### Work to be completed
A line counts if it contains the word "vypořádání" at least once. State how many such lines the records contain, giving the number alone.

───── Input records

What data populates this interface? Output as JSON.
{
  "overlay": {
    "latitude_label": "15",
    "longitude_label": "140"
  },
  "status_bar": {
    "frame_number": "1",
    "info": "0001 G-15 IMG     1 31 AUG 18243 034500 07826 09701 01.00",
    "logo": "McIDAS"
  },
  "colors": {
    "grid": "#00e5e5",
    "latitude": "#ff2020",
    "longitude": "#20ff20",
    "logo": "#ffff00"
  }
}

──────────
───── Input records

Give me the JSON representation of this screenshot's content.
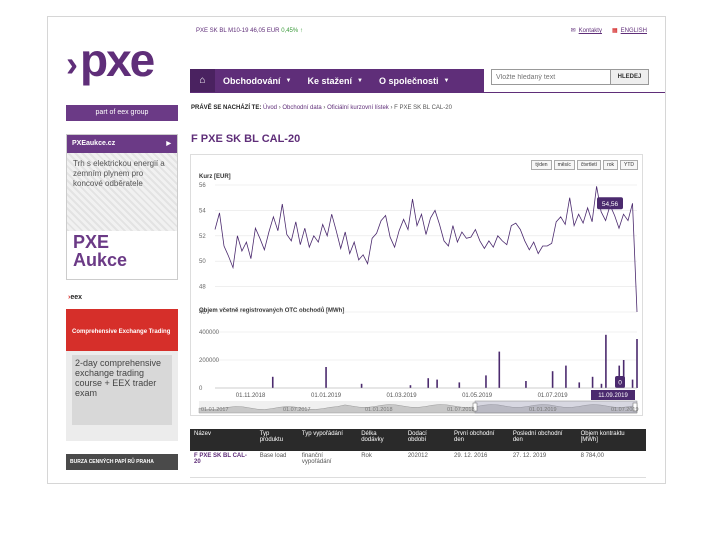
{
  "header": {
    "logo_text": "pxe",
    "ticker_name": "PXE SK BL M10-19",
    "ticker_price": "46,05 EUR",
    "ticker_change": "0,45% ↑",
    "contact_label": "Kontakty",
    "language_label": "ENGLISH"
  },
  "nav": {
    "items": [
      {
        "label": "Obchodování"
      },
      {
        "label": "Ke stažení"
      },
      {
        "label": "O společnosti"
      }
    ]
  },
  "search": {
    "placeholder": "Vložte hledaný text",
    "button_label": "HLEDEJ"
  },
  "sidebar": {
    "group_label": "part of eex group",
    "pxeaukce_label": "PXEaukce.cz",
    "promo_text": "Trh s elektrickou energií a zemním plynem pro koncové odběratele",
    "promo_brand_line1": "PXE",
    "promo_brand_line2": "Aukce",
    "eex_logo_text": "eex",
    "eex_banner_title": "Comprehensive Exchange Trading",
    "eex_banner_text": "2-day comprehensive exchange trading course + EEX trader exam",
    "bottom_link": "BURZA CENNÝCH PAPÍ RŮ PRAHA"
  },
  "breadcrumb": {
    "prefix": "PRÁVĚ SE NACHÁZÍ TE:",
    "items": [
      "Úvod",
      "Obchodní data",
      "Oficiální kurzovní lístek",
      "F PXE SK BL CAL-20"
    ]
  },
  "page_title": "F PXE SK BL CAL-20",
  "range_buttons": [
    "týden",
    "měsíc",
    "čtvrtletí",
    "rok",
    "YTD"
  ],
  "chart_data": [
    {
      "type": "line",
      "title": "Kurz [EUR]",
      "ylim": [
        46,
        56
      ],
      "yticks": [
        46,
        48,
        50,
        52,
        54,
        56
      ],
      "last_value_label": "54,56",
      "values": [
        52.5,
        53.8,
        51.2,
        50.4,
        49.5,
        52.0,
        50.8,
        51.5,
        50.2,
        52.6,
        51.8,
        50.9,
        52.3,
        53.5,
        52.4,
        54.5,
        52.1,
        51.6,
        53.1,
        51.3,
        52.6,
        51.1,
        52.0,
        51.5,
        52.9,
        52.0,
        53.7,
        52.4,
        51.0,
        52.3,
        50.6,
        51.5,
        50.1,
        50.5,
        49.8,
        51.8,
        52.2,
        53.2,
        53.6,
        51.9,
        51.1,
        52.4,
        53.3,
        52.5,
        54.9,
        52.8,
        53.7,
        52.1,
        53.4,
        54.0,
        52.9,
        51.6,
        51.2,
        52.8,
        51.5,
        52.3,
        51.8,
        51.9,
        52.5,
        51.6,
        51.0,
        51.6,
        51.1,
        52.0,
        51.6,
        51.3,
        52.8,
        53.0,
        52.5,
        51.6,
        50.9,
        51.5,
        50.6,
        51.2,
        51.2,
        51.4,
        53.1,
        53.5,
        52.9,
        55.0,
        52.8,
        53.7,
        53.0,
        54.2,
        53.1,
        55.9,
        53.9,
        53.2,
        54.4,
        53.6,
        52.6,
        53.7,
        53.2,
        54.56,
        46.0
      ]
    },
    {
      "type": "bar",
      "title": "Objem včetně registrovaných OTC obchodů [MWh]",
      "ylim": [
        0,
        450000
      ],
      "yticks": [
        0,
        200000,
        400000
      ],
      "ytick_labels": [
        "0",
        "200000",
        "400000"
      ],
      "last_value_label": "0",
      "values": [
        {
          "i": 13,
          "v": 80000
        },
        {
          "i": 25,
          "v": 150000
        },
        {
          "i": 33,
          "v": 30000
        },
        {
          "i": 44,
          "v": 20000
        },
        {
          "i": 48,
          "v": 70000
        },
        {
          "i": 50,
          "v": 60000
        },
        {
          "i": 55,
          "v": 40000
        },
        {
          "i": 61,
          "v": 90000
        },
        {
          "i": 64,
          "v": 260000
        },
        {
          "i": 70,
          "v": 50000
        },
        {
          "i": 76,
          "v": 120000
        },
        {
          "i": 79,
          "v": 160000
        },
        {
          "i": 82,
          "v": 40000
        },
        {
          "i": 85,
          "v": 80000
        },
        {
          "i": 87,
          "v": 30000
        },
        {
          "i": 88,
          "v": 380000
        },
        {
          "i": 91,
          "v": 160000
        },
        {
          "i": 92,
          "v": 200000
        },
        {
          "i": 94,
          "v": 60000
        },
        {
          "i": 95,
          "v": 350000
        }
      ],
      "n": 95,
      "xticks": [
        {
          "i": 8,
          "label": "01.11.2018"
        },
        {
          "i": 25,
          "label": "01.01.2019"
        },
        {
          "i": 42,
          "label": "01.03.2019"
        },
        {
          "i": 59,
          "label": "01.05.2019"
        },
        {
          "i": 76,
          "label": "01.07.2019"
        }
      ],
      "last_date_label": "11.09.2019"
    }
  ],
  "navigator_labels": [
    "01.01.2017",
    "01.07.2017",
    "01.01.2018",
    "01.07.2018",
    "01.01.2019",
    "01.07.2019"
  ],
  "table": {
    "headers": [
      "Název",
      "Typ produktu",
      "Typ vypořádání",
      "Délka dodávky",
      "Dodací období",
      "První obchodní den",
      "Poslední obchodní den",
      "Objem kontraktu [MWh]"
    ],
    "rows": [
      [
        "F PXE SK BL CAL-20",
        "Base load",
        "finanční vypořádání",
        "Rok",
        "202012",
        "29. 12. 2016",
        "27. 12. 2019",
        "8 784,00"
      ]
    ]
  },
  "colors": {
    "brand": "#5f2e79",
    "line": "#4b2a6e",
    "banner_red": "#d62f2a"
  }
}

──────────

### Correct answer
2